### OBJECTIVE:
Copy all records verbatim.

### SOURCE DATA:
[Begin]
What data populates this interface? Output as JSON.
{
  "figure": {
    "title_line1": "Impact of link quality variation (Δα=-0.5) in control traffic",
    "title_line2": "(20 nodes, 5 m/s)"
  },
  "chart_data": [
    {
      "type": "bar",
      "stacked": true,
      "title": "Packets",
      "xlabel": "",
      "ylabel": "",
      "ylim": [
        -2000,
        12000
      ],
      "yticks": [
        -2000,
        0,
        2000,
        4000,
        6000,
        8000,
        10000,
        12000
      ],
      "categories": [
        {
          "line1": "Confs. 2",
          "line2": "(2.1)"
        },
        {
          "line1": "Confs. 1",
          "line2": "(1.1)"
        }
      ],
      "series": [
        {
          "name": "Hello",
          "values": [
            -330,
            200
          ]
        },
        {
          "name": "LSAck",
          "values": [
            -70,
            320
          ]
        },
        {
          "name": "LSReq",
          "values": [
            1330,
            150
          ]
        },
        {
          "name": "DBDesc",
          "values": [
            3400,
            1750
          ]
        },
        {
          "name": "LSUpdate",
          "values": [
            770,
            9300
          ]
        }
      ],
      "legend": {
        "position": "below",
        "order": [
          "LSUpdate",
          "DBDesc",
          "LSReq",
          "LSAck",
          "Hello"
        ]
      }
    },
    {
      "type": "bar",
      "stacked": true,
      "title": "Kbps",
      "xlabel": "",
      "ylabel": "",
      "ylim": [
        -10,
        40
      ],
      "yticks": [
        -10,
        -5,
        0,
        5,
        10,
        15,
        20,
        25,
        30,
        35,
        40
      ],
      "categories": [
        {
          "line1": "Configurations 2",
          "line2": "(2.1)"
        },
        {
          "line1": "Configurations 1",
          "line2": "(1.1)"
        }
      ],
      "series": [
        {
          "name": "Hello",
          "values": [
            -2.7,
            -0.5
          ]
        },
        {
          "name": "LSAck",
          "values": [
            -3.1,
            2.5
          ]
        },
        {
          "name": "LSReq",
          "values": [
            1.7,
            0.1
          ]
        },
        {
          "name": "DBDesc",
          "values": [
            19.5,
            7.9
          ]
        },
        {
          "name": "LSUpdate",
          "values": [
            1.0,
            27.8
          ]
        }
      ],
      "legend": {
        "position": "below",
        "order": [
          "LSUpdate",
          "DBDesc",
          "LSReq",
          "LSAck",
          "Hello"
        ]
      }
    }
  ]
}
[End]
### SOLUTION FOR THIS TASK:
What data populates this interface? Output as JSON.
{
  "figure": {
    "title_line1": "Impact of link quality variation (Δα=-0.5) in control traffic",
    "title_line2": "(20 nodes, 5 m/s)"
  },
  "chart_data": [
    {
      "type": "bar",
      "stacked": true,
      "title": "Packets",
      "xlabel": "",
      "ylabel": "",
      "ylim": [
        -2000,
        12000
      ],
      "yticks": [
        -2000,
        0,
        2000,
        4000,
        6000,
        8000,
        10000,
        12000
      ],
      "categories": [
        {
          "line1": "Confs. 2",
          "line2": "(2.1)"
        },
        {
          "line1": "Confs. 1",
          "line2": "(1.1)"
        }
      ],
      "series": [
        {
          "name": "Hello",
          "values": [
            -330,
            200
          ]
        },
        {
          "name": "LSAck",
          "values": [
            -70,
            320
          ]
        },
        {
          "name": "LSReq",
          "values": [
            1330,
            150
          ]
        },
        {
          "name": "DBDesc",
          "values": [
            3400,
            1750
          ]
        },
        {
          "name": "LSUpdate",
          "values": [
            770,
            9300
          ]
        }
      ],
      "legend": {
        "position": "below",
        "order": [
          "LSUpdate",
          "DBDesc",
          "LSReq",
          "LSAck",
          "Hello"
        ]
      }
    },
    {
      "type": "bar",
      "stacked": true,
      "title": "Kbps",
      "xlabel": "",
      "ylabel": "",
      "ylim": [
        -10,
        40
      ],
      "yticks": [
        -10,
        -5,
        0,
        5,
        10,
        15,
        20,
        25,
        30,
        35,
        40
      ],
      "categories": [
        {
          "line1": "Configurations 2",
          "line2": "(2.1)"
        },
        {
          "line1": "Configurations 1",
          "line2": "(1.1)"
        }
      ],
      "series": [
        {
          "name": "Hello",
          "values": [
            -2.7,
            -0.5
          ]
        },
        {
          "name": "LSAck",
          "values": [
            -3.1,
            2.5
          ]
        },
        {
          "name": "LSReq",
          "values": [
            1.7,
            0.1
          ]
        },
        {
          "name": "DBDesc",
          "values": [
            19.5,
            7.9
          ]
        },
        {
          "name": "LSUpdate",
          "values": [
            1.0,
            27.8
          ]
        }
      ],
      "legend": {
        "position": "below",
        "order": [
          "LSUpdate",
          "DBDesc",
          "LSReq",
          "LSAck",
          "Hello"
        ]
      }
    }
  ]
}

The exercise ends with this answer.